• _BRIEF_:
Give back the full listing, character for character, with no pictures.

• _DATA RECORDS_:
--- --- ---

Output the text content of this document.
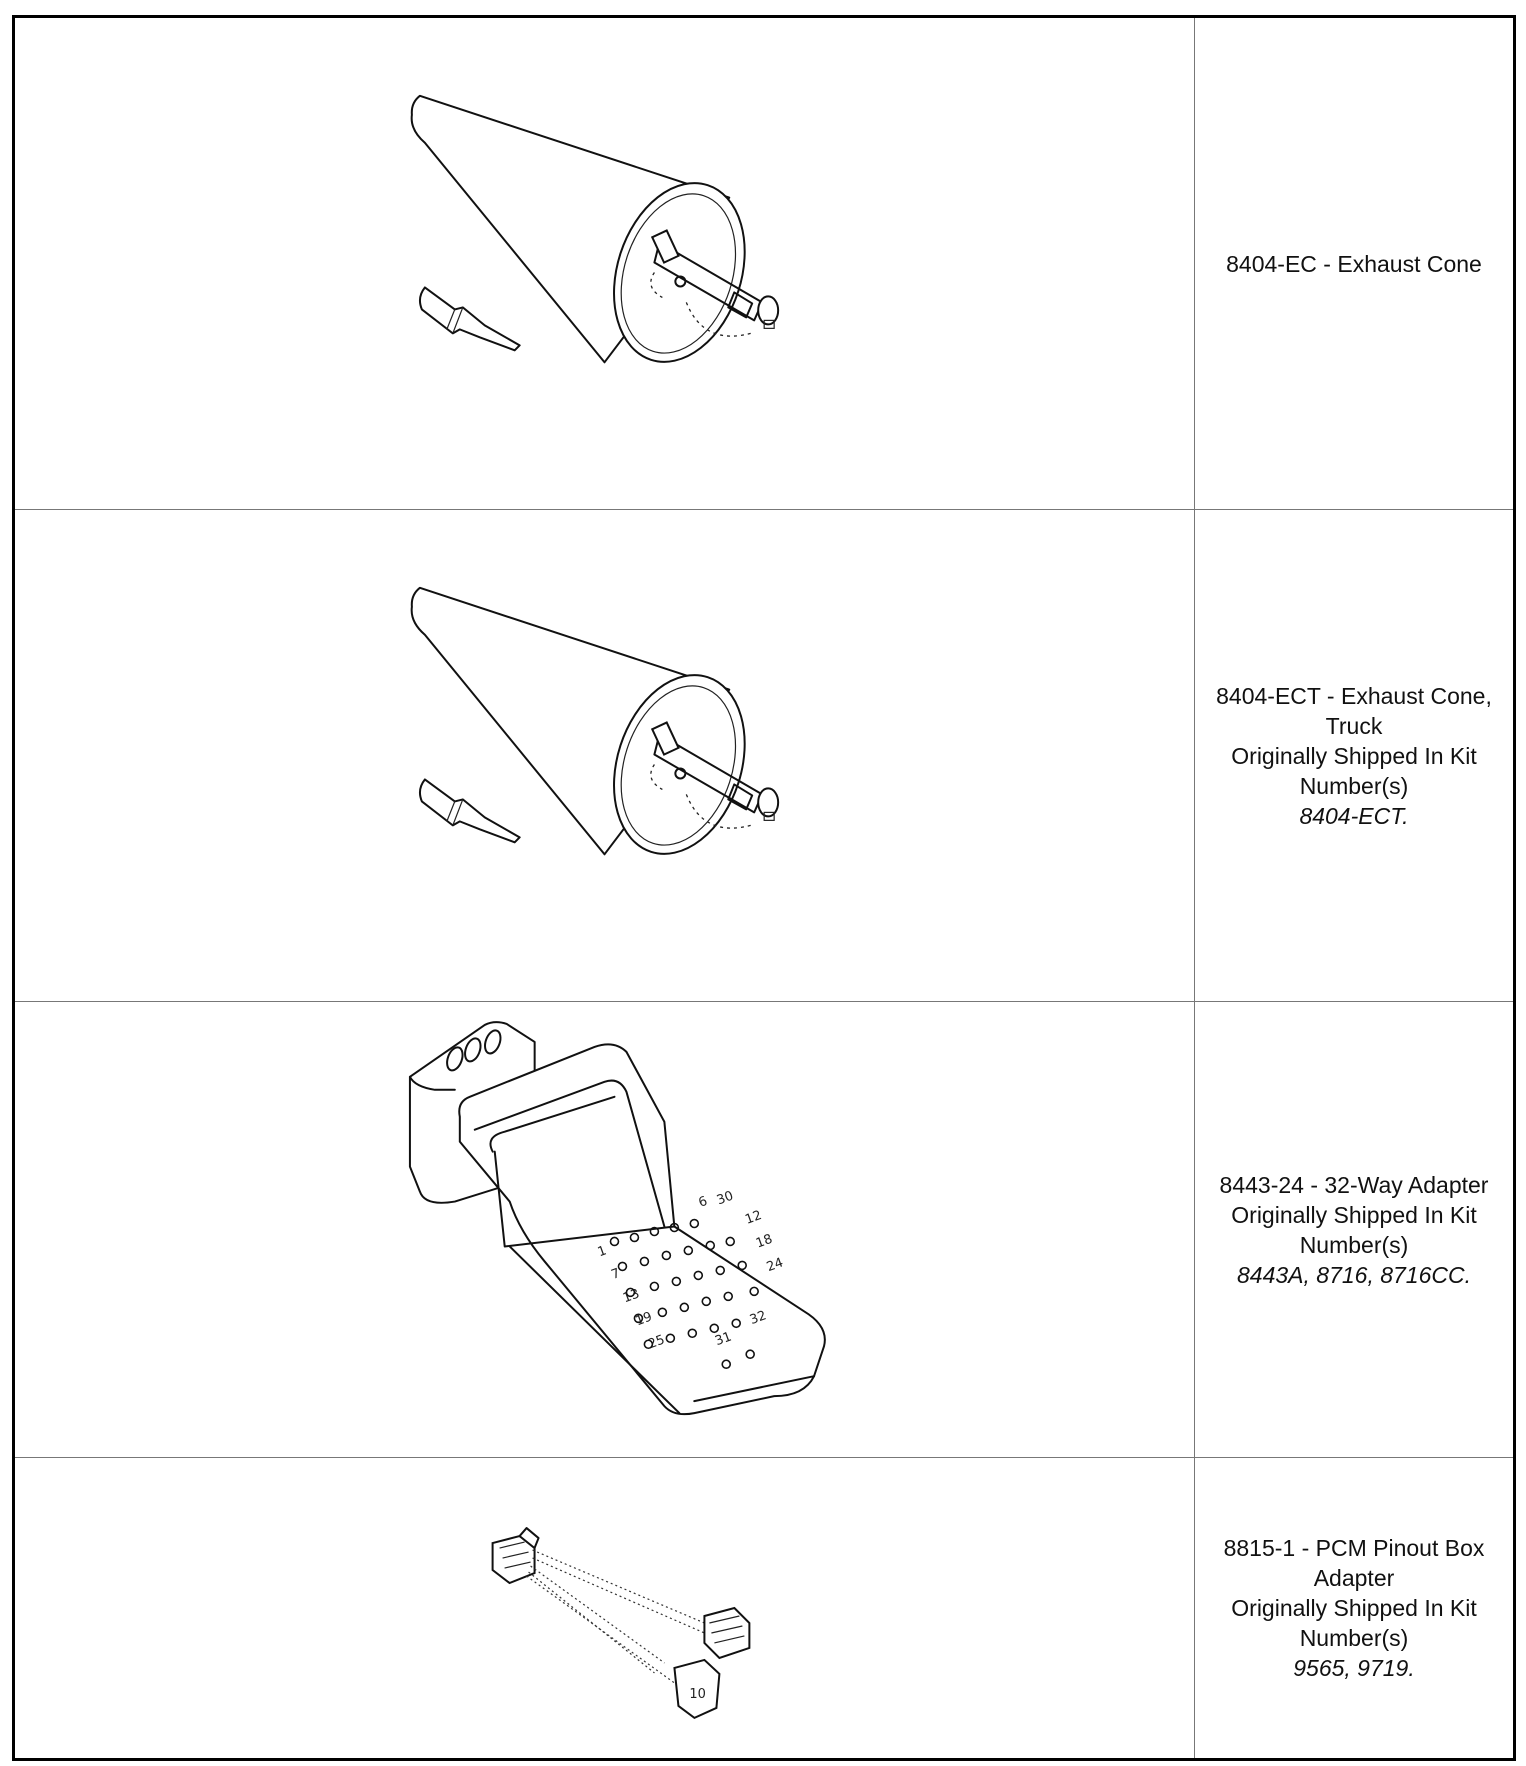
8404-EC - Exhaust Cone
8404-ECT - Exhaust Cone, Truck
Originally Shipped In Kit Number(s)
8404-ECT.
1
7
13
19
25	31
32
12
18
24
30
6
8443-24 - 32-Way Adapter
Originally Shipped In Kit Number(s)
8443A, 8716, 8716CC.
10
8815-1 - PCM Pinout Box Adapter
Originally Shipped In Kit Number(s)
9565, 9719.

--- --- ---

• _EXERCISE SOLUTION_:
Output the text content of this document.
8404-EC - Exhaust Cone
8404-ECT - Exhaust Cone, Truck
Originally Shipped In Kit Number(s)
8404-ECT.
1
7
13
19
25	31
32
12
18
24
30
6
8443-24 - 32-Way Adapter
Originally Shipped In Kit Number(s)
8443A, 8716, 8716CC.
10
8815-1 - PCM Pinout Box Adapter
Originally Shipped In Kit Number(s)
9565, 9719.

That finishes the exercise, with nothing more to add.